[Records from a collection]

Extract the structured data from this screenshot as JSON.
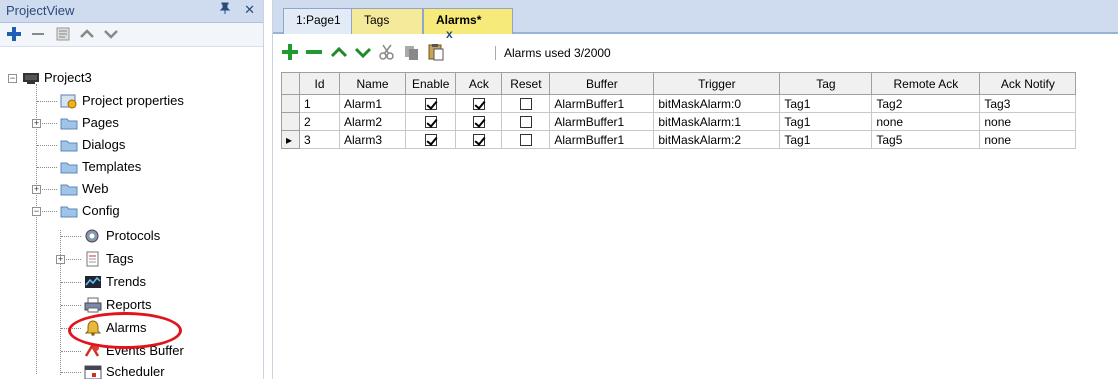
{
  "project_view": {
    "title": "ProjectView",
    "pin_symbol": "⚀",
    "close_symbol": "✕",
    "toolbar": [
      "add-icon",
      "remove-icon",
      "properties-icon",
      "move-up-icon",
      "move-down-icon"
    ],
    "tree": [
      {
        "label": "Project3",
        "icon": "monitor-icon",
        "expander": "−"
      },
      {
        "label": "Project properties",
        "icon": "properties-icon"
      },
      {
        "label": "Pages",
        "icon": "folder-icon",
        "expander": "+"
      },
      {
        "label": "Dialogs",
        "icon": "folder-icon"
      },
      {
        "label": "Templates",
        "icon": "folder-icon"
      },
      {
        "label": "Web",
        "icon": "folder-icon",
        "expander": "+"
      },
      {
        "label": "Config",
        "icon": "folder-icon",
        "expander": "−"
      },
      {
        "label": "Protocols",
        "icon": "protocols-icon"
      },
      {
        "label": "Tags",
        "icon": "tags-icon",
        "expander": "+"
      },
      {
        "label": "Trends",
        "icon": "trends-icon"
      },
      {
        "label": "Reports",
        "icon": "printer-icon"
      },
      {
        "label": "Alarms",
        "icon": "bell-icon"
      },
      {
        "label": "Events Buffer",
        "icon": "events-buffer-icon"
      },
      {
        "label": "Scheduler",
        "icon": "scheduler-icon"
      }
    ]
  },
  "tabs": [
    {
      "label": "1:Page1"
    },
    {
      "label": "Tags"
    },
    {
      "label": "Alarms*",
      "close": "x",
      "active": true
    }
  ],
  "alarm_toolbar": {
    "icons": [
      "add-icon",
      "remove-icon",
      "move-up-icon",
      "move-down-icon",
      "cut-icon",
      "copy-icon",
      "paste-icon"
    ],
    "status": "Alarms used 3/2000"
  },
  "grid": {
    "columns": [
      "Id",
      "Name",
      "Enable",
      "Ack",
      "Reset",
      "Buffer",
      "Trigger",
      "Tag",
      "Remote Ack",
      "Ack Notify"
    ],
    "rows": [
      {
        "marker": "",
        "id": "1",
        "name": "Alarm1",
        "enable": true,
        "ack": true,
        "reset": false,
        "buffer": "AlarmBuffer1",
        "trigger": "bitMaskAlarm:0",
        "tag": "Tag1",
        "remote_ack": "Tag2",
        "ack_notify": "Tag3"
      },
      {
        "marker": "",
        "id": "2",
        "name": "Alarm2",
        "enable": true,
        "ack": true,
        "reset": false,
        "buffer": "AlarmBuffer1",
        "trigger": "bitMaskAlarm:1",
        "tag": "Tag1",
        "remote_ack": "none",
        "ack_notify": "none"
      },
      {
        "marker": "▸",
        "id": "3",
        "name": "Alarm3",
        "enable": true,
        "ack": true,
        "reset": false,
        "buffer": "AlarmBuffer1",
        "trigger": "bitMaskAlarm:2",
        "tag": "Tag1",
        "remote_ack": "Tag5",
        "ack_notify": "none"
      }
    ]
  },
  "colors": {
    "panel_header": "#cfdbee",
    "active_tab": "#f5ea7a",
    "add_green": "#1f9a2f",
    "remove_green": "#1f9a2f",
    "highlight_red": "#e0141a"
  }
}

Stated goal: Copy out all the data without changing anything, and drop the pictures.

Correct output:
Extract the structured data from this screenshot as JSON.
{
  "project_view": {
    "title": "ProjectView",
    "pin_symbol": "⚀",
    "close_symbol": "✕",
    "toolbar": [
      "add-icon",
      "remove-icon",
      "properties-icon",
      "move-up-icon",
      "move-down-icon"
    ],
    "tree": [
      {
        "label": "Project3",
        "icon": "monitor-icon",
        "expander": "−"
      },
      {
        "label": "Project properties",
        "icon": "properties-icon"
      },
      {
        "label": "Pages",
        "icon": "folder-icon",
        "expander": "+"
      },
      {
        "label": "Dialogs",
        "icon": "folder-icon"
      },
      {
        "label": "Templates",
        "icon": "folder-icon"
      },
      {
        "label": "Web",
        "icon": "folder-icon",
        "expander": "+"
      },
      {
        "label": "Config",
        "icon": "folder-icon",
        "expander": "−"
      },
      {
        "label": "Protocols",
        "icon": "protocols-icon"
      },
      {
        "label": "Tags",
        "icon": "tags-icon",
        "expander": "+"
      },
      {
        "label": "Trends",
        "icon": "trends-icon"
      },
      {
        "label": "Reports",
        "icon": "printer-icon"
      },
      {
        "label": "Alarms",
        "icon": "bell-icon"
      },
      {
        "label": "Events Buffer",
        "icon": "events-buffer-icon"
      },
      {
        "label": "Scheduler",
        "icon": "scheduler-icon"
      }
    ]
  },
  "tabs": [
    {
      "label": "1:Page1"
    },
    {
      "label": "Tags"
    },
    {
      "label": "Alarms*",
      "close": "x",
      "active": true
    }
  ],
  "alarm_toolbar": {
    "icons": [
      "add-icon",
      "remove-icon",
      "move-up-icon",
      "move-down-icon",
      "cut-icon",
      "copy-icon",
      "paste-icon"
    ],
    "status": "Alarms used 3/2000"
  },
  "grid": {
    "columns": [
      "Id",
      "Name",
      "Enable",
      "Ack",
      "Reset",
      "Buffer",
      "Trigger",
      "Tag",
      "Remote Ack",
      "Ack Notify"
    ],
    "rows": [
      {
        "marker": "",
        "id": "1",
        "name": "Alarm1",
        "enable": true,
        "ack": true,
        "reset": false,
        "buffer": "AlarmBuffer1",
        "trigger": "bitMaskAlarm:0",
        "tag": "Tag1",
        "remote_ack": "Tag2",
        "ack_notify": "Tag3"
      },
      {
        "marker": "",
        "id": "2",
        "name": "Alarm2",
        "enable": true,
        "ack": true,
        "reset": false,
        "buffer": "AlarmBuffer1",
        "trigger": "bitMaskAlarm:1",
        "tag": "Tag1",
        "remote_ack": "none",
        "ack_notify": "none"
      },
      {
        "marker": "▸",
        "id": "3",
        "name": "Alarm3",
        "enable": true,
        "ack": true,
        "reset": false,
        "buffer": "AlarmBuffer1",
        "trigger": "bitMaskAlarm:2",
        "tag": "Tag1",
        "remote_ack": "Tag5",
        "ack_notify": "none"
      }
    ]
  },
  "colors": {
    "panel_header": "#cfdbee",
    "active_tab": "#f5ea7a",
    "add_green": "#1f9a2f",
    "remove_green": "#1f9a2f",
    "highlight_red": "#e0141a"
  }
}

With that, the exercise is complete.